(What to do) Print the data exactly as it is given, please.

(Dataset excerpt)
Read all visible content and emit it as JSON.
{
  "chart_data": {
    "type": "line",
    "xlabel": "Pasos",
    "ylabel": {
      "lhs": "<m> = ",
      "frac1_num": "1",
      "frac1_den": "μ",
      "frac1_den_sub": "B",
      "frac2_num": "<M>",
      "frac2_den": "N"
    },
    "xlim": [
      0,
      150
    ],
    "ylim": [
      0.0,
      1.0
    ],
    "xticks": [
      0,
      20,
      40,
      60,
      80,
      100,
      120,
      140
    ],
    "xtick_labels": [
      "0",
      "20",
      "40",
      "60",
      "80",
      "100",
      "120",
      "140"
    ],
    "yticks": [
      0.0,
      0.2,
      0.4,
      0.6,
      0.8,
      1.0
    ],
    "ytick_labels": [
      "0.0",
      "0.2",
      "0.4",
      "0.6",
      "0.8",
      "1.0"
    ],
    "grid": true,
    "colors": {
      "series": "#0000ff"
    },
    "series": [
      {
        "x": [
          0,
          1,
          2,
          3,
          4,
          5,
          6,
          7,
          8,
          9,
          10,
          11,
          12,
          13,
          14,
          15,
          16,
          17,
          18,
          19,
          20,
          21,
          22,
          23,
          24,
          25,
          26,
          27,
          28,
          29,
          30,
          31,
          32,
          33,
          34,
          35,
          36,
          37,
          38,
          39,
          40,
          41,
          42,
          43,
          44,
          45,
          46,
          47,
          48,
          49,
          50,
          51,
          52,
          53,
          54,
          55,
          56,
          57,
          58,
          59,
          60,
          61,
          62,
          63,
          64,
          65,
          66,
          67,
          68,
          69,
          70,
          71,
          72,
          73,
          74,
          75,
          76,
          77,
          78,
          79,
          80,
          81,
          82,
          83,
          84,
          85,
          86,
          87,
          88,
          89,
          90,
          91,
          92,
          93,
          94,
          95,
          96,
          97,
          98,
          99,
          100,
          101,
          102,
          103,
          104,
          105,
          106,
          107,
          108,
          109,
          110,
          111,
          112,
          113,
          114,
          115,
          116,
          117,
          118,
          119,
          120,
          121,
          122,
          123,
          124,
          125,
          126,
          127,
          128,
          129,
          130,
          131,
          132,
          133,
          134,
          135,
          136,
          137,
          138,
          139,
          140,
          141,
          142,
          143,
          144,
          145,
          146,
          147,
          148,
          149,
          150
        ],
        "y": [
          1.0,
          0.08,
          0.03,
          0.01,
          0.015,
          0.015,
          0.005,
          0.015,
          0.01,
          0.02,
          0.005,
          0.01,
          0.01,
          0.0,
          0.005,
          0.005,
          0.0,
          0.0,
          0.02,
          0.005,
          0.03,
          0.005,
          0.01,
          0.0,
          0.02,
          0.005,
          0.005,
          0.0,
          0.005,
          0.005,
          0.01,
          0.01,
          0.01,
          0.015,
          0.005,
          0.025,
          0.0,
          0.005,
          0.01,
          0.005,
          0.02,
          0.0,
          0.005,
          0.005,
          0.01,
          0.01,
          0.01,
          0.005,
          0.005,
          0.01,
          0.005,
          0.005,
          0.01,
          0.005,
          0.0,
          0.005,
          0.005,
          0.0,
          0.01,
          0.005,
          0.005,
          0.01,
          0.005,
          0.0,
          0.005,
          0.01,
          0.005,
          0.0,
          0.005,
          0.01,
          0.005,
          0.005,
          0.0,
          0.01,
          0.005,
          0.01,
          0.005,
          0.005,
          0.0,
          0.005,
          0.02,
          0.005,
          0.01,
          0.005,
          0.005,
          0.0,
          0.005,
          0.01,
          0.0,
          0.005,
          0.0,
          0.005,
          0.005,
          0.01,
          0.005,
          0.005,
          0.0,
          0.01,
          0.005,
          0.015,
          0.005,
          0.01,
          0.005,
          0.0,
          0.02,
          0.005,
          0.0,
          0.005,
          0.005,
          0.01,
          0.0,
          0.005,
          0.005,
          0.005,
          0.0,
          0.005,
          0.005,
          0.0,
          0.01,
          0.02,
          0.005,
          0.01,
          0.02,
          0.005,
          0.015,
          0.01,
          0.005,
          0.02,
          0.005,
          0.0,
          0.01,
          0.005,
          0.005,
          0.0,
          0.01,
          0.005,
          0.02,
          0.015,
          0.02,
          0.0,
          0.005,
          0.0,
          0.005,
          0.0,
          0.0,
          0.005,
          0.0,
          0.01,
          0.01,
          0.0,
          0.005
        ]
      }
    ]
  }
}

(Written solution)
Read all visible content and emit it as JSON.
{
  "chart_data": {
    "type": "line",
    "xlabel": "Pasos",
    "ylabel": {
      "lhs": "<m> = ",
      "frac1_num": "1",
      "frac1_den": "μ",
      "frac1_den_sub": "B",
      "frac2_num": "<M>",
      "frac2_den": "N"
    },
    "xlim": [
      0,
      150
    ],
    "ylim": [
      0.0,
      1.0
    ],
    "xticks": [
      0,
      20,
      40,
      60,
      80,
      100,
      120,
      140
    ],
    "xtick_labels": [
      "0",
      "20",
      "40",
      "60",
      "80",
      "100",
      "120",
      "140"
    ],
    "yticks": [
      0.0,
      0.2,
      0.4,
      0.6,
      0.8,
      1.0
    ],
    "ytick_labels": [
      "0.0",
      "0.2",
      "0.4",
      "0.6",
      "0.8",
      "1.0"
    ],
    "grid": true,
    "colors": {
      "series": "#0000ff"
    },
    "series": [
      {
        "x": [
          0,
          1,
          2,
          3,
          4,
          5,
          6,
          7,
          8,
          9,
          10,
          11,
          12,
          13,
          14,
          15,
          16,
          17,
          18,
          19,
          20,
          21,
          22,
          23,
          24,
          25,
          26,
          27,
          28,
          29,
          30,
          31,
          32,
          33,
          34,
          35,
          36,
          37,
          38,
          39,
          40,
          41,
          42,
          43,
          44,
          45,
          46,
          47,
          48,
          49,
          50,
          51,
          52,
          53,
          54,
          55,
          56,
          57,
          58,
          59,
          60,
          61,
          62,
          63,
          64,
          65,
          66,
          67,
          68,
          69,
          70,
          71,
          72,
          73,
          74,
          75,
          76,
          77,
          78,
          79,
          80,
          81,
          82,
          83,
          84,
          85,
          86,
          87,
          88,
          89,
          90,
          91,
          92,
          93,
          94,
          95,
          96,
          97,
          98,
          99,
          100,
          101,
          102,
          103,
          104,
          105,
          106,
          107,
          108,
          109,
          110,
          111,
          112,
          113,
          114,
          115,
          116,
          117,
          118,
          119,
          120,
          121,
          122,
          123,
          124,
          125,
          126,
          127,
          128,
          129,
          130,
          131,
          132,
          133,
          134,
          135,
          136,
          137,
          138,
          139,
          140,
          141,
          142,
          143,
          144,
          145,
          146,
          147,
          148,
          149,
          150
        ],
        "y": [
          1.0,
          0.08,
          0.03,
          0.01,
          0.015,
          0.015,
          0.005,
          0.015,
          0.01,
          0.02,
          0.005,
          0.01,
          0.01,
          0.0,
          0.005,
          0.005,
          0.0,
          0.0,
          0.02,
          0.005,
          0.03,
          0.005,
          0.01,
          0.0,
          0.02,
          0.005,
          0.005,
          0.0,
          0.005,
          0.005,
          0.01,
          0.01,
          0.01,
          0.015,
          0.005,
          0.025,
          0.0,
          0.005,
          0.01,
          0.005,
          0.02,
          0.0,
          0.005,
          0.005,
          0.01,
          0.01,
          0.01,
          0.005,
          0.005,
          0.01,
          0.005,
          0.005,
          0.01,
          0.005,
          0.0,
          0.005,
          0.005,
          0.0,
          0.01,
          0.005,
          0.005,
          0.01,
          0.005,
          0.0,
          0.005,
          0.01,
          0.005,
          0.0,
          0.005,
          0.01,
          0.005,
          0.005,
          0.0,
          0.01,
          0.005,
          0.01,
          0.005,
          0.005,
          0.0,
          0.005,
          0.02,
          0.005,
          0.01,
          0.005,
          0.005,
          0.0,
          0.005,
          0.01,
          0.0,
          0.005,
          0.0,
          0.005,
          0.005,
          0.01,
          0.005,
          0.005,
          0.0,
          0.01,
          0.005,
          0.015,
          0.005,
          0.01,
          0.005,
          0.0,
          0.02,
          0.005,
          0.0,
          0.005,
          0.005,
          0.01,
          0.0,
          0.005,
          0.005,
          0.005,
          0.0,
          0.005,
          0.005,
          0.0,
          0.01,
          0.02,
          0.005,
          0.01,
          0.02,
          0.005,
          0.015,
          0.01,
          0.005,
          0.02,
          0.005,
          0.0,
          0.01,
          0.005,
          0.005,
          0.0,
          0.01,
          0.005,
          0.02,
          0.015,
          0.02,
          0.0,
          0.005,
          0.0,
          0.005,
          0.0,
          0.0,
          0.005,
          0.0,
          0.01,
          0.01,
          0.0,
          0.005
        ]
      }
    ]
  }
}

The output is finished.